Pick up the text on comparing asset returns and Sharpe ratios after its last line and keep it going.

* Begin TEXT EXTRACT *

From the data, we observe that Apple gives us the highest adjusted-risk returns of 6.97% followed by Bitcoin (5.82%) and coming in last is Vanguard (-0.34%) Let's create another function to make the volatility, average daily returns and Sharpe Ratio calculation reproducible.


# Function for performance comparison
def comparePerformance(df):
    # Initialising empty lists for our values
    ret_mean = []
    ret_std = []
    ret_sharp = []

    # Looping through all the stocks in the dataframe
    for col in df.columns:
        mean = df[col].mean() * 100
        std = df[col].std()
        sharpe = df[col].mean() / df[col].std()

        # Appending values to the empty lists
        ret_mean.append(round(mean, 3))
        ret_std.append(round(std, 3))
        ret_sharp.append(round(sharpe, 3))

    # Creating a dictionary with the data
    data = {
        "Average Daily Returns Percentage": ret_mean,
        "Asset Volatility": ret_std,
        "Asset Sharpe Ratio": ret_sharp
    }

    # Creation dataframe with the dictionary
    results = pd.DataFrame(data, index=df.columns)

    return results


comparePerformance(returns_1)

Output of comparePerformance(returns_1)

* End TEXT EXTRACT *
* Begin MATERIAL PROVIDED *

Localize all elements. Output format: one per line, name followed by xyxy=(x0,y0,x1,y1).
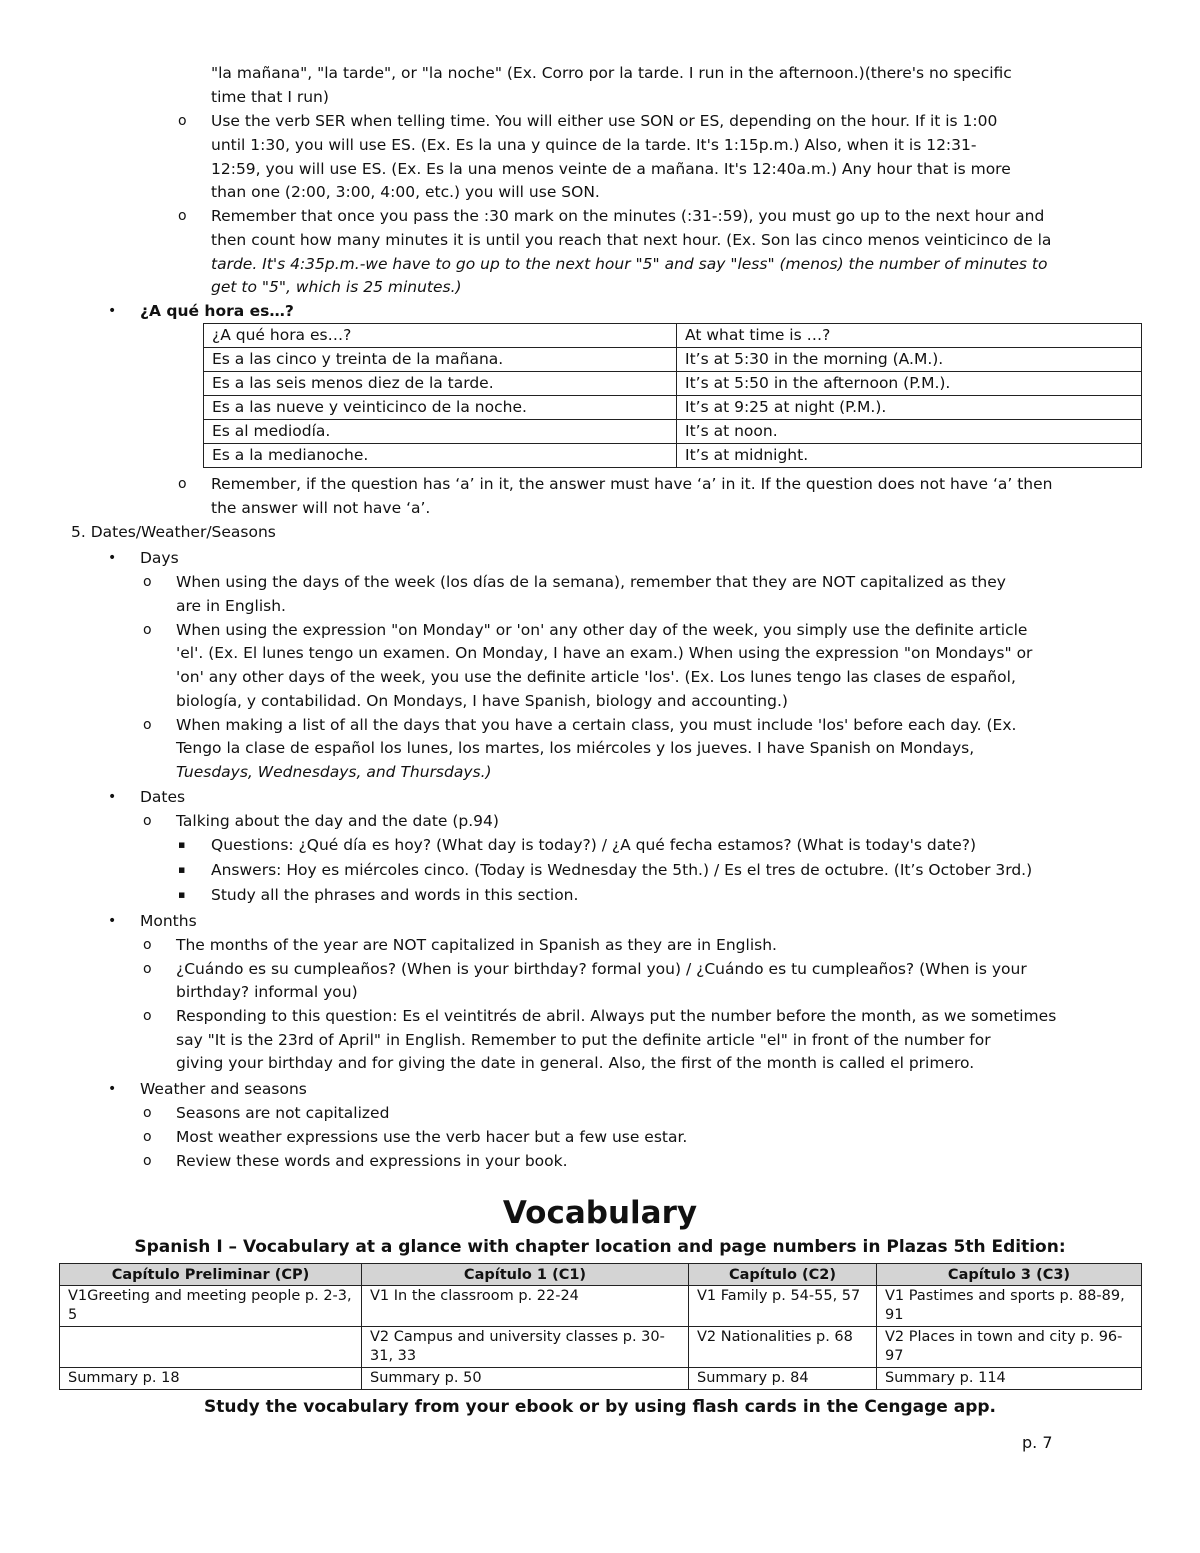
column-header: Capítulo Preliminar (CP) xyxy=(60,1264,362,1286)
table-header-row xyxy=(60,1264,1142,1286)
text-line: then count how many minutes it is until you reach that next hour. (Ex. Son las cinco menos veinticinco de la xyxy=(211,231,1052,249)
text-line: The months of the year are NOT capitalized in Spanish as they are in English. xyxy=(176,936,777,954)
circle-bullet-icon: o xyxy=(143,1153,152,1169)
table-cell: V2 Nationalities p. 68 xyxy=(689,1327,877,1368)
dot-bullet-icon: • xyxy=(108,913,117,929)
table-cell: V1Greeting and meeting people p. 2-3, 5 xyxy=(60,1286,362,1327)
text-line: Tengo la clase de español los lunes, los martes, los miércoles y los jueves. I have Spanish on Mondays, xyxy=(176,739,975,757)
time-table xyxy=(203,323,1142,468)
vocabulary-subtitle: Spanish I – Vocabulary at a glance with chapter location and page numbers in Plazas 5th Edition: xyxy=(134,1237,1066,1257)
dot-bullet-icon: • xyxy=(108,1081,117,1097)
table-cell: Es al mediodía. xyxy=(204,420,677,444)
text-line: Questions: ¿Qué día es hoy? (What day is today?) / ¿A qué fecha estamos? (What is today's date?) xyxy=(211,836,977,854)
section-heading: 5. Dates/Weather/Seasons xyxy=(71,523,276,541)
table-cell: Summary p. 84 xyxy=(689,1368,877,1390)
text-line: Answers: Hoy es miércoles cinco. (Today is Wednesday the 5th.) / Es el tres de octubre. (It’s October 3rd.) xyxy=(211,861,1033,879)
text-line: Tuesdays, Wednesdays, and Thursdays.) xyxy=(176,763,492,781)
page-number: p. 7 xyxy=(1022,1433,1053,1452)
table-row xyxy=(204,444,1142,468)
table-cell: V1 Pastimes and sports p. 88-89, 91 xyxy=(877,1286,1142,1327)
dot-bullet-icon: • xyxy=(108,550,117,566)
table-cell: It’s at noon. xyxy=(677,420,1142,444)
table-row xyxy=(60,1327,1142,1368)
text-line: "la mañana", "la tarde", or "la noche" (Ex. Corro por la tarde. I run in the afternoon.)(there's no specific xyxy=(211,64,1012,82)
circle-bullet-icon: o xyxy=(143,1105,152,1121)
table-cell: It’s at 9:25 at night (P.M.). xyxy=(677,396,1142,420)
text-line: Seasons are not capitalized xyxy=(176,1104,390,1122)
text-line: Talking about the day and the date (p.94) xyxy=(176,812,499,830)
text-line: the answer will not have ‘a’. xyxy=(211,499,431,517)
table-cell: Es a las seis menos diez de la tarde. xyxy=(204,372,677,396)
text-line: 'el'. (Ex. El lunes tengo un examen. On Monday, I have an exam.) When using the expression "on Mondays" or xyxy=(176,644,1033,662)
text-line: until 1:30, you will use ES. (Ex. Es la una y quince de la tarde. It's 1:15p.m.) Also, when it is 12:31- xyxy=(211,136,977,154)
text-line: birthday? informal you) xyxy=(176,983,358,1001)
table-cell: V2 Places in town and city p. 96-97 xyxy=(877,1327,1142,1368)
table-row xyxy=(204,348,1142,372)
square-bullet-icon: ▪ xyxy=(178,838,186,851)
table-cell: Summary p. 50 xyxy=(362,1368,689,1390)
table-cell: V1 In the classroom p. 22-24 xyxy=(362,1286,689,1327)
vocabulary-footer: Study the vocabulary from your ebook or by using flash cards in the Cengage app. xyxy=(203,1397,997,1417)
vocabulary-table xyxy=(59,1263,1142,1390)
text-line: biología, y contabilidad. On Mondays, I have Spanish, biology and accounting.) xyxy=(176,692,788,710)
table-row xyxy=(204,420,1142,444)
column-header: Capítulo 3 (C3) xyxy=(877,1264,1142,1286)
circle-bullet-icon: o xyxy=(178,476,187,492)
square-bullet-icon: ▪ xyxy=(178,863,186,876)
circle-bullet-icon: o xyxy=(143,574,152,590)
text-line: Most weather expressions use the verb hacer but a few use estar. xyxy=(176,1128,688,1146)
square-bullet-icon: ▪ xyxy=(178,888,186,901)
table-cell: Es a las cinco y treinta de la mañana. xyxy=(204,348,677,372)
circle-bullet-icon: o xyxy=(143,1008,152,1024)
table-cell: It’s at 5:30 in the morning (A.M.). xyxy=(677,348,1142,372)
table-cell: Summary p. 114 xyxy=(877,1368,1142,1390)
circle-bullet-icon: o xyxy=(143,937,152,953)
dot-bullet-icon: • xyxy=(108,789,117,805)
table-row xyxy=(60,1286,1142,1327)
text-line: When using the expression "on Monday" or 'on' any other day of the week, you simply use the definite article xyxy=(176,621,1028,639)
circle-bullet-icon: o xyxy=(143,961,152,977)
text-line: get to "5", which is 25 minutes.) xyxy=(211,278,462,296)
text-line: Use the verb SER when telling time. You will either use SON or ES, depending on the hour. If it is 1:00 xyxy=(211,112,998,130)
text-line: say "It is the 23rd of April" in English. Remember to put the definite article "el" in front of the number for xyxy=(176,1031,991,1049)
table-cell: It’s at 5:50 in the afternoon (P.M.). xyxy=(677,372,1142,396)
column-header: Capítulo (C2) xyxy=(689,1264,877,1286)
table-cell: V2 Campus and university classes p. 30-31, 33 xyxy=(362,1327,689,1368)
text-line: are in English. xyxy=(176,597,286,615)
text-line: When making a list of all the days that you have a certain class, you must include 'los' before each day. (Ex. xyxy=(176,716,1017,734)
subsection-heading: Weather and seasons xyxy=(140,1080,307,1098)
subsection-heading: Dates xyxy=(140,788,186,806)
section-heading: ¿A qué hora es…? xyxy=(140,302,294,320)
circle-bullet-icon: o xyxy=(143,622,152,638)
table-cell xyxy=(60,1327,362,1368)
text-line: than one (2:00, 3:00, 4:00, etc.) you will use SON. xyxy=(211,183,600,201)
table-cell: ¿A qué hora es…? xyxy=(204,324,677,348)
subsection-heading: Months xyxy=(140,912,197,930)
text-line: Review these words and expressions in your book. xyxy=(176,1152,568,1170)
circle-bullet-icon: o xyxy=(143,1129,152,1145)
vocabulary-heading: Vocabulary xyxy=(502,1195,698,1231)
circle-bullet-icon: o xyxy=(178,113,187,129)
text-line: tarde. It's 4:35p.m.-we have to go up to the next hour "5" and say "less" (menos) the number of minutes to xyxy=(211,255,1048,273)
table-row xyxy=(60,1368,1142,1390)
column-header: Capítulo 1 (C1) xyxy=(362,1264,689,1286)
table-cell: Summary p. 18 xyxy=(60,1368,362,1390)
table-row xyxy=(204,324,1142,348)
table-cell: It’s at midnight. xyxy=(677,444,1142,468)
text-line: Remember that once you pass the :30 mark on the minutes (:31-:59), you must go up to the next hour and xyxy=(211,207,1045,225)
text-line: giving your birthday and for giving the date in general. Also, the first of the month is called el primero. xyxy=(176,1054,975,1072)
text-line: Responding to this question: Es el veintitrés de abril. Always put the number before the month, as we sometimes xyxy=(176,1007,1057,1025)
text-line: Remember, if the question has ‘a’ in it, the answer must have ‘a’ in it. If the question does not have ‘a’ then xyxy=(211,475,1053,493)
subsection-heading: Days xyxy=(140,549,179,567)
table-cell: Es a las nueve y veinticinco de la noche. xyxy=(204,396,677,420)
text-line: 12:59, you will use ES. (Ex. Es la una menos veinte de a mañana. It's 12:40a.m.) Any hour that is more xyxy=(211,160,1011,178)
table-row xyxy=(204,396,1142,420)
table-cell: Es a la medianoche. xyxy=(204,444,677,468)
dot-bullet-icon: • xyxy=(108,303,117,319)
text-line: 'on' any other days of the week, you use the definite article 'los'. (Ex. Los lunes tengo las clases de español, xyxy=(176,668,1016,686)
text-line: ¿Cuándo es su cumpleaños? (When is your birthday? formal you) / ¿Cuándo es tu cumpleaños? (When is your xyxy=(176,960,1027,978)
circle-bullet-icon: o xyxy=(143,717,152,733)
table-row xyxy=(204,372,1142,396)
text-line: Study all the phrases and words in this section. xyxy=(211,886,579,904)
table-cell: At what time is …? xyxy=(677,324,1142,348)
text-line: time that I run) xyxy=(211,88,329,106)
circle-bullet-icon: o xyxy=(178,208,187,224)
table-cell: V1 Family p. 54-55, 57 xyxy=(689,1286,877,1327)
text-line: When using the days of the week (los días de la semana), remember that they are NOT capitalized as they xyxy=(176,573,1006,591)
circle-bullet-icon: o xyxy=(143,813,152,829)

* End MATERIAL PROVIDED *

## RESULT FOR THIS EXERCISE
We have seen the performance of each security, now let us create a portfolio with the stated assets to diversify our portfolio. We will be comparing the performance of the portfolio with each asset to see if diversification creates better returns and also lowers our risk (volatility). First, we assume some weights for our assets in the portfolio. The weights tell us how much emphasis we would be putting on each security. For now lets give each asset an equal weight of 0.25.


# Creation of the portfolio
weights_1 = [0.25, 0.25, 0.25, 0.25]
returns_1["Portfolio"] = (returns_1 * weights_1).sum(axis=1)
returns_1.head()

Output of returns_1.head() after porfolio creation

Let's assume a USD10000 investment in each security and portfolio separately. We do this to analyze the performance of the portfolio against that of the securities. To do that we first add 1 to each value in the dataframe then replace the values in the first row with 10000. After we would use the "cumprod()" method to calculate the cumulative returns of the investment of each asset.


returns_port = returns_1 + 1
returns_port.iloc[0] = 10000
returns_port = returns_port.cumprod()


returns_port.head()


returns_port.tail()

Output of returns_port.head() (left) and returns_port.tail() (right)

At first glance, we see that the portfolio did better than Nasdaq, and Vanguard but not Bitcoin or Apple. Let's plot the cumulated returns for all the assets on a lineplot to visually inspect the performance of the portfolio. To do that, we need to change the returns_port dataframe from wide to long. That can be achieved with the melt() method.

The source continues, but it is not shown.